▸ **Records provided**:
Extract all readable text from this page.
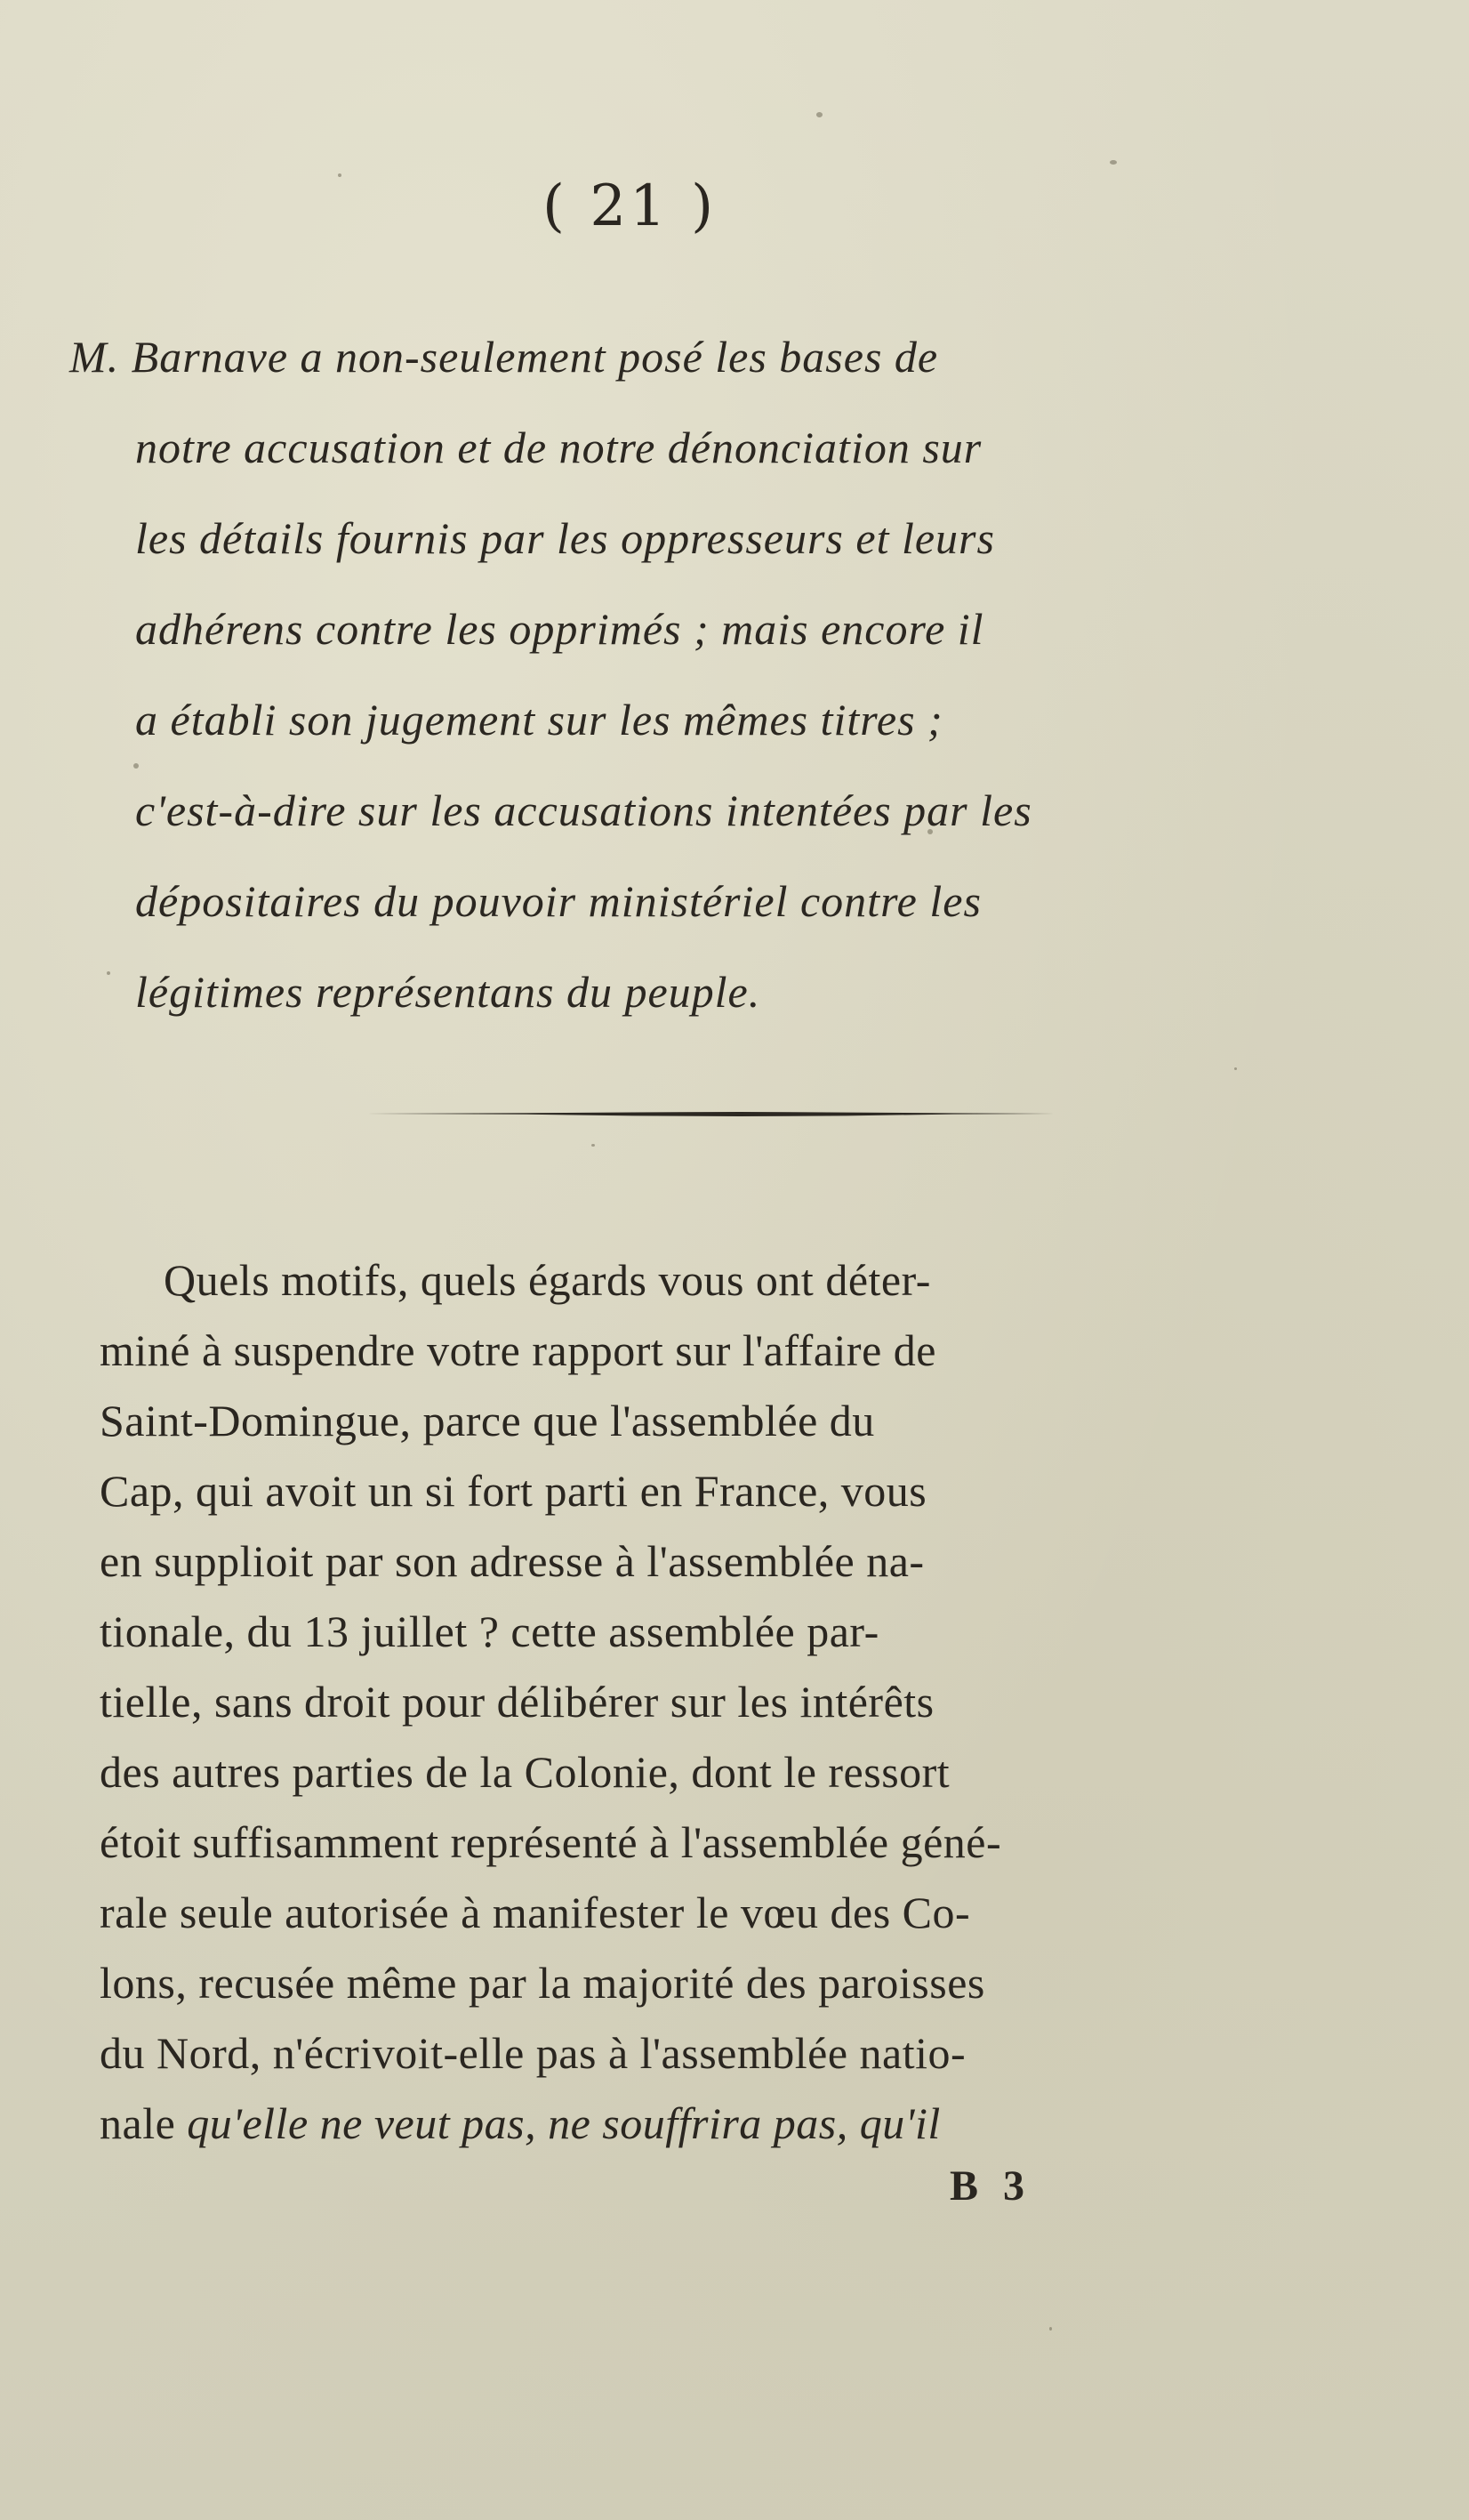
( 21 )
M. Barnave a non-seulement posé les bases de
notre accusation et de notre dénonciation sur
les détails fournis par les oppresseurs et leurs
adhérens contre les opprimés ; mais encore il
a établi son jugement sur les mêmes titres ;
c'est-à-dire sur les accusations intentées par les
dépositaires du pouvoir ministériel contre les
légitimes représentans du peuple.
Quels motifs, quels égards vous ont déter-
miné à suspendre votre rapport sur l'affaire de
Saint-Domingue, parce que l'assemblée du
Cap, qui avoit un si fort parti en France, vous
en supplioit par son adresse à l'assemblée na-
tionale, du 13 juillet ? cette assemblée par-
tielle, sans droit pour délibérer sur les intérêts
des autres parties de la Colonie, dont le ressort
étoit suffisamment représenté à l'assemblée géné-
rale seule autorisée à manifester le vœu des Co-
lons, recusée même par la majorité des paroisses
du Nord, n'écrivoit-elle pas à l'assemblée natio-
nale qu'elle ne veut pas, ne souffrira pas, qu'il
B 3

▸ **What is being asked**: Output an exact copy of the material, with the pictures removed.

▸ **Exercise response**:
Extract all readable text from this page.
( 21 )
M. Barnave a non-seulement posé les bases de
notre accusation et de notre dénonciation sur
les détails fournis par les oppresseurs et leurs
adhérens contre les opprimés ; mais encore il
a établi son jugement sur les mêmes titres ;
c'est-à-dire sur les accusations intentées par les
dépositaires du pouvoir ministériel contre les
légitimes représentans du peuple.
Quels motifs, quels égards vous ont déter-
miné à suspendre votre rapport sur l'affaire de
Saint-Domingue, parce que l'assemblée du
Cap, qui avoit un si fort parti en France, vous
en supplioit par son adresse à l'assemblée na-
tionale, du 13 juillet ? cette assemblée par-
tielle, sans droit pour délibérer sur les intérêts
des autres parties de la Colonie, dont le ressort
étoit suffisamment représenté à l'assemblée géné-
rale seule autorisée à manifester le vœu des Co-
lons, recusée même par la majorité des paroisses
du Nord, n'écrivoit-elle pas à l'assemblée natio-
nale qu'elle ne veut pas, ne souffrira pas, qu'il
B 3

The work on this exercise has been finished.